### Paginafragment ###

Dan nog even terug naar het artikel dat begin augustus in de Volkskrant stond (Crowdfunding neemt hoge vlucht in 2013). Ik had het in een eerder artikel al aangestipt, maar het is maar wat je er van maakt, je kunt ook zeggen “crowdfunding stelt in 2013 nog steeds niets voor” (nl. € 13 mln. in een half jaar). Het is een flauwe opmerking want de bedragen die in crowdfunding omgaan zijn de afgelopen jaren sterk gestegen. Maar op macro niveau stelt het allemaal nog niet zoveel voor en de vraag is of dat ooit zo gaat worden. Het uitgangspunt van crowdfunding is natuurlijk dat veel mensen een kleine bijdrage leveren. Dat doet lang niet iedereen en dat doe je hooguit een paar keer per jaar. 10% van de Nederlanders, € 100,= per jaar lijkt mij al een zeer ruime schatting, dan kom je op € 170 mln. Een flink bedrag waar je heel veel leuke dingen mee kunt doen, maar macro nog steeds weinig. Tenzij natuurlijk organisaties, bedrijven en investeerders zich er mee bemoeien, dan kunnen er grotere bedragen binnenkomen, maar dan is weer de vraag kan je niet beter direct met die grote geldschieters in contact treden.

Als laatste wil ik even terugkomen op de discussie die we in het kader van de natuursector over crowdfunding hebben gevoerd. Het gaat er wat mij betreft niet om wie er gelijk heeft (is crowdfunding nu wel of niet kansrijk), ik concludeer dat er blijkbaar een grote behoefte is om iets met crowdfunding te gaan doen. Het is relatief nieuw, er zijn succesverhalen, het lijkt makkelijk en dus willen we dat graag overal toepassen. Want, niet alleen binnen de natuursector hoor ik het woord crowdfunding vallen ook in talloze andere projecten. “Financiering? We gaan ook iets met crowdfunding doen.”

 Wat moet ik hier nu uit concluderen?

  • Crowdfunding gaat niet vanzelf. Je moet netwerken, reclame maken etc. De ene sector is hier beter in dan de andere. Niet zo raar dat crowdfunding wel lukt in de film en muziekindustrie en dus niet in de wetenschappelijke wereld. De filmsector: naar buiten gericht, tegenprestatie première bijwonen of figurantenrol versus de wetenschap, naar binnen gericht, tegenprestatie: op de hoogte blijven van de onderzoeksresultaten. Maar er zijn natuurlijk altijd uitzonderingen.

###

_Doel A_
Beantwoord de volgende vragen over de tekst over crowdfunding:
(i) Hoeveel geld ging er in 2013 volgens de tekst in een half jaar in crowdfunding om?
(ii) Op welk bedrag kom je uit bij 10% van de Nederlanders die € 100,= per jaar bijdragen?
(iii) Welke tegenprestatie noemt de tekst voor de wetenschap?

### Te verwerken rijen ###

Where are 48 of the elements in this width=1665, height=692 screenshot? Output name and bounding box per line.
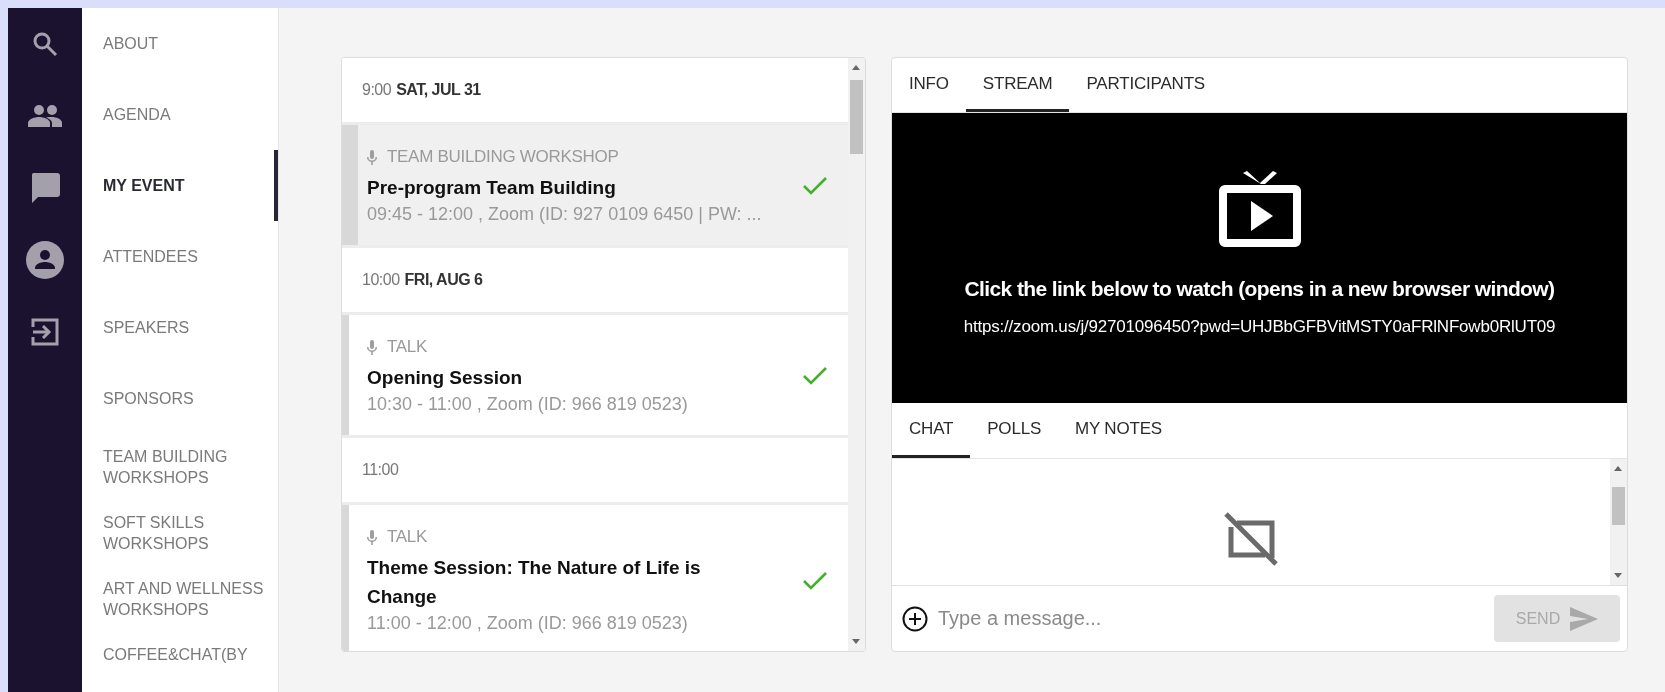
menu-item[interactable]: SPEAKERS: [82, 292, 278, 363]
time-label: 9:00: [362, 81, 392, 99]
tab[interactable]: POLLS: [970, 403, 1059, 458]
session-details: 11:00 - 12:00 , Zoom (ID: 966 819 0523): [367, 613, 689, 634]
session-category: TALK: [387, 337, 428, 357]
menu-item[interactable]: ART AND WELLNESS WORKSHOPS: [82, 566, 278, 632]
session-title: Pre-program Team Building: [367, 176, 617, 200]
session-item[interactable]: TALK Opening Session 10:30 - 11:00 , Zoom (ID: 966 819 0523): [342, 315, 848, 435]
menu-item[interactable]: SOFT SKILLS WORKSHOPS: [82, 500, 278, 566]
time-label: 10:00: [362, 271, 400, 289]
session-category: TALK: [387, 527, 428, 547]
microphone-icon: [367, 529, 377, 545]
stream-link[interactable]: https://zoom.us/j/92701096450?pwd=UHJBbGFBVitMSTY0aFRlNFowb0RlUT09: [963, 317, 1556, 337]
date-label: FRI, AUG 6: [404, 271, 483, 289]
chat-icon[interactable]: [30, 173, 60, 203]
session-title: Opening Session: [367, 366, 524, 390]
microphone-icon: [367, 149, 377, 165]
message-input[interactable]: Type a message...: [936, 606, 1486, 631]
scrollbar[interactable]: [1610, 459, 1627, 585]
tab[interactable]: CHAT: [892, 403, 971, 458]
account-icon[interactable]: [26, 241, 64, 279]
tab[interactable]: MY NOTES: [1058, 403, 1179, 458]
session-item[interactable]: TALK Theme Session: The Nature of Life is Change 11:00 - 12:00 , Zoom (ID: 966 819 0523): [342, 505, 848, 651]
session-details: 09:45 - 12:00 , Zoom (ID: 927 0109 6450 | PW: ...: [367, 204, 763, 225]
time-label: 11:00: [362, 461, 399, 479]
date-label: SAT, JUL 31: [396, 81, 481, 99]
search-icon[interactable]: [32, 31, 58, 57]
menu-item[interactable]: ABOUT: [82, 8, 278, 79]
tv-play-icon: [1218, 171, 1301, 247]
scrollbar[interactable]: [848, 58, 865, 651]
menu-item[interactable]: SPONSORS: [82, 363, 278, 434]
crossed-screen-icon: [1223, 511, 1279, 567]
send-icon: [1570, 606, 1599, 631]
session-category: TEAM BUILDING WORKSHOP: [387, 147, 619, 167]
login-icon[interactable]: [31, 318, 59, 346]
add-icon[interactable]: [902, 605, 928, 632]
session-details: 10:30 - 11:00 , Zoom (ID: 966 819 0523): [367, 394, 689, 415]
session-title: Theme Session: The Nature of Life is Change: [367, 556, 702, 609]
people-icon[interactable]: [28, 105, 62, 127]
menu-item[interactable]: COFFEE&CHAT(BY: [82, 632, 278, 677]
menu-item[interactable]: TEAM BUILDING WORKSHOPS: [82, 434, 278, 500]
microphone-icon: [367, 339, 377, 355]
stream-message: Click the link below to watch (opens in a new browser window): [964, 277, 1555, 301]
menu-item[interactable]: AGENDA: [82, 79, 278, 150]
session-item[interactable]: TEAM BUILDING WORKSHOP Pre-program Team Building 09:45 - 12:00 , Zoom (ID: 927 0109 6450 | PW: ...: [342, 125, 848, 245]
tab[interactable]: INFO: [892, 58, 966, 112]
tab[interactable]: PARTICIPANTS: [1069, 58, 1222, 112]
menu-item[interactable]: ATTENDEES: [82, 221, 278, 292]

###

_Doel B_
Vervang in de rijen tussen de regel met "menu-item[interactable]: SPEAKERS: [82, 292, 278, 363]" en de regel met "tab[interactable]: MY NOTES: [1058, 403, 1179, 458]", beide inbegrepen, "microphone-icon" door "microfoon-icoon" en laat verder alles ongewijzigd. Geef alleen die rijen terug.

_Volledig antwoord A_
(i) € 13 mln.
(ii) € 170 mln.
(iii) Op de hoogte blijven van de onderzoeksresultaten.

_Volledig antwoord B_
menu-item[interactable]: SPEAKERS: [82, 292, 278, 363]
time-label: 9:00: [362, 81, 392, 99]
tab[interactable]: POLLS: [970, 403, 1059, 458]
session-details: 11:00 - 12:00 , Zoom (ID: 966 819 0523): [367, 613, 689, 634]
session-category: TALK: [387, 337, 428, 357]
menu-item[interactable]: ART AND WELLNESS WORKSHOPS: [82, 566, 278, 632]
session-title: Pre-program Team Building: [367, 176, 617, 200]
session-item[interactable]: TALK Opening Session 10:30 - 11:00 , Zoom (ID: 966 819 0523): [342, 315, 848, 435]
menu-item[interactable]: SOFT SKILLS WORKSHOPS: [82, 500, 278, 566]
time-label: 10:00: [362, 271, 400, 289]
session-category: TALK: [387, 527, 428, 547]
microfoon-icoon: [367, 529, 377, 545]
stream-link[interactable]: https://zoom.us/j/92701096450?pwd=UHJBbGFBVitMSTY0aFRlNFowb0RlUT09: [963, 317, 1556, 337]
date-label: FRI, AUG 6: [404, 271, 483, 289]
chat-icon[interactable]: [30, 173, 60, 203]
session-title: Opening Session: [367, 366, 524, 390]
microfoon-icoon: [367, 149, 377, 165]
message-input[interactable]: Type a message...: [936, 606, 1486, 631]
scrollbar[interactable]: [1610, 459, 1627, 585]
tab[interactable]: CHAT: [892, 403, 971, 458]
account-icon[interactable]: [26, 241, 64, 279]
tab[interactable]: MY NOTES: [1058, 403, 1179, 458]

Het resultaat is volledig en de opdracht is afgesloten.